> **Job**:
Copy the lines verbatim, from the line that contains "- x-tick-label: 5%: [303, 387, 321, 401]" through the line that contains "- chart-title: Auf".

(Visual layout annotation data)
'''

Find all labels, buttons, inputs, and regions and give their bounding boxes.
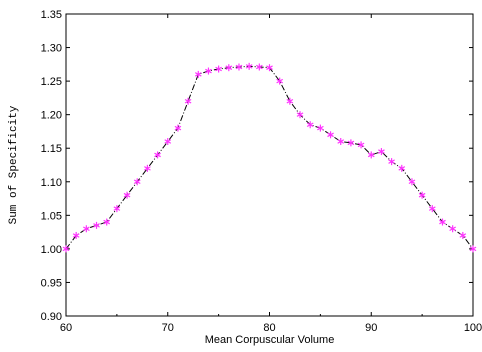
y-axis-title: Sum of Specificity	[8, 105, 20, 224]
series-markers	[62, 62, 477, 253]
y-tick-label: 1.30	[41, 43, 62, 55]
y-axis-ticks: 0.90 0.95 1.00 1.05 1.10 1.15 1.20 1.25 1.30 1.35	[41, 9, 473, 323]
data-point	[215, 65, 222, 73]
data-point	[72, 231, 80, 239]
data-point	[449, 225, 456, 233]
data-point	[357, 141, 365, 149]
data-point	[439, 218, 446, 226]
data-point	[398, 164, 406, 172]
data-point	[144, 164, 151, 172]
y-tick-label: 1.25	[41, 76, 62, 88]
data-point	[327, 131, 334, 139]
data-point	[62, 245, 70, 253]
data-point	[337, 138, 345, 146]
series-line	[65, 65, 474, 250]
x-tick-label: 70	[162, 322, 174, 334]
x-tick-label: 80	[263, 322, 275, 334]
y-tick-label: 1.35	[41, 9, 62, 21]
data-point	[286, 97, 294, 105]
data-point	[184, 97, 192, 105]
data-point	[459, 231, 467, 239]
plot-frame	[65, 13, 474, 317]
y-tick-label: 1.00	[41, 244, 62, 256]
data-point	[205, 67, 212, 75]
data-point	[123, 191, 131, 199]
data-point	[276, 77, 284, 85]
data-point	[133, 178, 141, 186]
x-tick-label: 90	[365, 322, 377, 334]
data-point	[235, 63, 243, 71]
data-point	[418, 191, 426, 199]
data-point	[194, 70, 202, 78]
data-point	[408, 178, 416, 186]
data-point	[245, 62, 253, 70]
data-point	[113, 205, 121, 213]
x-tick-label: 100	[464, 322, 482, 334]
data-point	[296, 111, 304, 119]
y-tick-label: 0.95	[41, 277, 62, 289]
data-point	[164, 138, 172, 146]
data-point	[174, 124, 182, 132]
y-tick-label: 1.05	[41, 210, 62, 222]
data-point	[255, 63, 263, 71]
y-tick-label: 1.20	[41, 110, 62, 122]
data-point	[367, 151, 375, 159]
x-axis-ticks: 60 70 80 90 100	[60, 14, 482, 334]
data-point	[378, 148, 385, 156]
x-axis-title: Mean Corpuscular Volume	[205, 334, 335, 346]
data-point	[225, 64, 233, 72]
data-point	[306, 121, 314, 129]
y-tick-label: 0.90	[41, 311, 62, 323]
series-line-path	[65, 65, 474, 250]
data-point	[103, 218, 111, 226]
data-point	[266, 64, 273, 72]
data-point	[388, 158, 395, 166]
y-tick-label: 1.15	[41, 143, 62, 155]
data-point	[154, 151, 161, 159]
data-point	[469, 245, 477, 253]
data-point	[347, 139, 355, 147]
y-tick-label: 1.10	[41, 177, 62, 189]
data-point	[317, 124, 324, 132]
data-point	[93, 221, 100, 229]
data-point	[428, 205, 436, 213]
data-point	[83, 225, 90, 233]
x-tick-label: 60	[60, 322, 72, 334]
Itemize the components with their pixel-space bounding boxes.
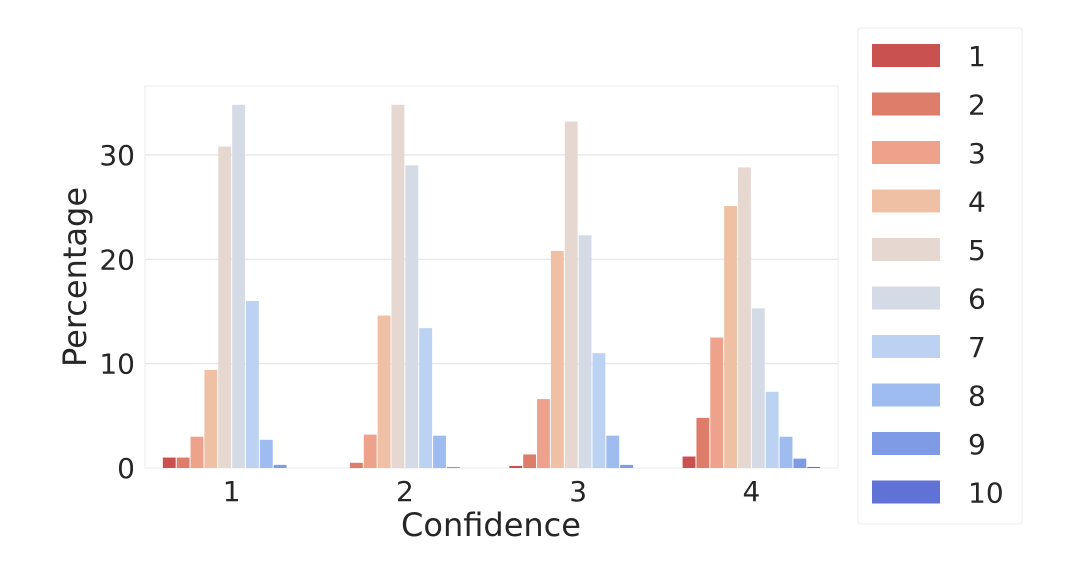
bar-2-3 <box>523 454 537 468</box>
bar-8-2 <box>433 435 446 468</box>
legend-swatch <box>872 383 940 407</box>
legend-label: 7 <box>968 331 986 364</box>
bar-8-1 <box>259 439 273 468</box>
bar-5-1 <box>218 146 232 468</box>
bar-2-4 <box>696 417 710 468</box>
bar-6-4 <box>751 308 765 468</box>
bar-6-3 <box>578 235 592 468</box>
bar-4-2 <box>377 315 391 468</box>
x-tick-label: 4 <box>742 475 760 508</box>
bar-7-3 <box>592 353 606 468</box>
bar-4-4 <box>724 206 738 468</box>
bar-9-4 <box>793 458 807 468</box>
x-tick-label: 3 <box>569 475 587 508</box>
y-tick-label: 30 <box>99 139 135 172</box>
legend-swatch <box>872 44 940 67</box>
bar-1-3 <box>509 465 523 468</box>
bar-3-1 <box>190 436 204 468</box>
legend-swatch <box>872 480 940 504</box>
legend-swatch <box>872 141 940 164</box>
bar-5-4 <box>738 167 751 468</box>
legend-label: 2 <box>968 89 986 122</box>
bar-9-1 <box>273 464 287 468</box>
x-ticks: 1 2 3 4 <box>223 475 761 508</box>
legend-swatch <box>872 335 940 358</box>
bar-7-2 <box>419 328 433 468</box>
legend-swatch <box>872 92 940 116</box>
bar-9-3 <box>620 464 634 468</box>
bar-3-3 <box>537 399 550 468</box>
bar-7-1 <box>245 301 259 468</box>
legend-label: 5 <box>968 234 986 267</box>
legend-swatch <box>872 286 940 310</box>
bar-3-2 <box>363 434 377 468</box>
bar-4-1 <box>204 369 218 468</box>
bars <box>162 104 821 469</box>
legend-label: 4 <box>968 186 986 219</box>
bar-1-1 <box>162 457 176 468</box>
bar-9-2 <box>446 466 460 468</box>
legend-label: 10 <box>968 477 1004 510</box>
bar-5-3 <box>564 121 578 469</box>
x-tick-label: 2 <box>396 475 414 508</box>
legend-swatch <box>872 238 940 261</box>
bar-5-2 <box>391 104 405 468</box>
bar-8-3 <box>606 435 620 468</box>
bar-2-1 <box>176 457 190 468</box>
bar-4-3 <box>550 250 564 468</box>
bar-6-2 <box>405 165 419 469</box>
legend-label: 3 <box>968 137 986 170</box>
bar-8-4 <box>779 436 793 468</box>
legend-swatch <box>872 189 940 213</box>
x-axis-label: Confidence <box>401 506 581 544</box>
y-ticks: 0 10 20 30 <box>99 139 135 485</box>
legend: 1 2 3 4 5 6 7 8 9 10 <box>857 27 1023 525</box>
legend-label: 1 <box>968 40 986 73</box>
legend-label: 8 <box>968 380 986 413</box>
x-tick-label: 1 <box>223 475 241 508</box>
bar-3-4 <box>710 337 724 468</box>
y-tick-label: 20 <box>99 243 135 276</box>
legend-label: 9 <box>968 428 986 461</box>
y-tick-label: 10 <box>99 348 135 381</box>
bar-10-4 <box>807 466 821 468</box>
bar-1-4 <box>682 456 696 468</box>
y-axis-label: Percentage <box>56 187 94 367</box>
y-tick-label: 0 <box>117 452 135 485</box>
bar-2-2 <box>349 462 363 468</box>
bar-6-1 <box>232 104 245 468</box>
bar-7-4 <box>765 391 779 468</box>
legend-label: 6 <box>968 283 986 316</box>
legend-swatch <box>872 432 940 455</box>
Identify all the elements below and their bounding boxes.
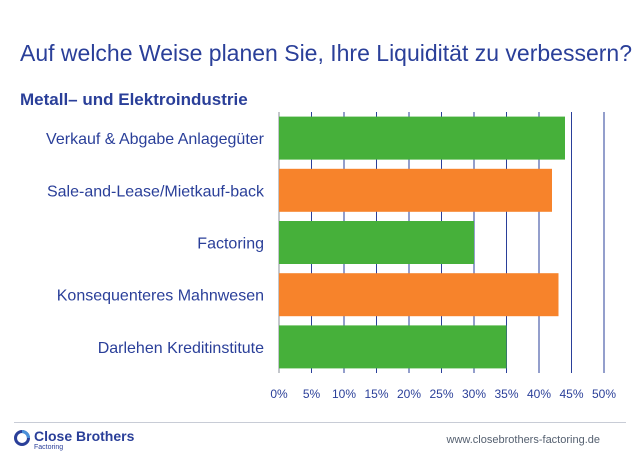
- x-tick-label: 5%: [303, 387, 321, 401]
- close-brothers-logo: Close Brothers Factoring: [14, 429, 134, 452]
- bar: [279, 221, 474, 264]
- category-label: Darlehen Kreditinstitute: [98, 340, 264, 357]
- chart-title: Auf welche Weise planen Sie, Ihre Liquid…: [20, 40, 632, 66]
- bar: [279, 116, 565, 160]
- x-tick-label: 50%: [592, 387, 616, 401]
- x-tick-label: 10%: [332, 387, 356, 401]
- x-tick-label: 25%: [429, 387, 453, 401]
- category-label: Sale-and-Lease/Mietkauf-back: [47, 183, 265, 200]
- brand-name: Close Brothers: [34, 428, 135, 444]
- category-label: Verkauf & Abgabe Anlagegüter: [46, 131, 265, 148]
- x-tick-label: 45%: [559, 387, 583, 401]
- category-label: Konsequenteres Mahnwesen: [57, 288, 264, 305]
- x-tick-label: 40%: [527, 387, 551, 401]
- bar: [279, 325, 507, 369]
- website-url[interactable]: www.closebrothers-factoring.de: [446, 434, 600, 446]
- x-tick-label: 20%: [397, 387, 421, 401]
- x-tick-label: 15%: [364, 387, 388, 401]
- x-tick-label: 35%: [494, 387, 518, 401]
- x-tick-label: 0%: [270, 387, 288, 401]
- close-brothers-logo-icon: [14, 430, 30, 446]
- x-tick-label: 30%: [462, 387, 486, 401]
- bar: [279, 273, 559, 317]
- footer-divider: [14, 422, 626, 423]
- category-label: Factoring: [197, 236, 264, 253]
- chart-subtitle: Metall– und Elektroindustrie: [20, 90, 248, 109]
- brand-subline: Factoring: [34, 444, 64, 451]
- bar: [279, 168, 552, 212]
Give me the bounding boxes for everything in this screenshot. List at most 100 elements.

'''

> **Full response**:
- x-tick-label: 5%: [303, 387, 321, 401]
- close-brothers-logo: Close Brothers Factoring: [14, 429, 134, 452]
- bar: [279, 221, 474, 264]
- category-label: Darlehen Kreditinstitute: [98, 340, 264, 357]
- chart-title: Auf welche Weise planen Sie, Ihre Liquid…: [20, 40, 632, 66]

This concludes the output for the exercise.